• _Instructions for the task_
Repeat every record below exactly as written.

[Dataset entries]
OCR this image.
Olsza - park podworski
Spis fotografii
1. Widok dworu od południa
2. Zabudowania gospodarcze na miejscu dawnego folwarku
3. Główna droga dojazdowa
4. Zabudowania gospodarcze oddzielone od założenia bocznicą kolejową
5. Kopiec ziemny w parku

• _Expected output_
OCR this image.
Olsza - park podworski
Spis fotografii
1. Widok dworu od południa
2. Zabudowania gospodarcze na miejscu dawnego folwarku
3. Główna droga dojazdowa
4. Zabudowania gospodarcze oddzielone od założenia bocznicą kolejową
5. Kopiec ziemny w parku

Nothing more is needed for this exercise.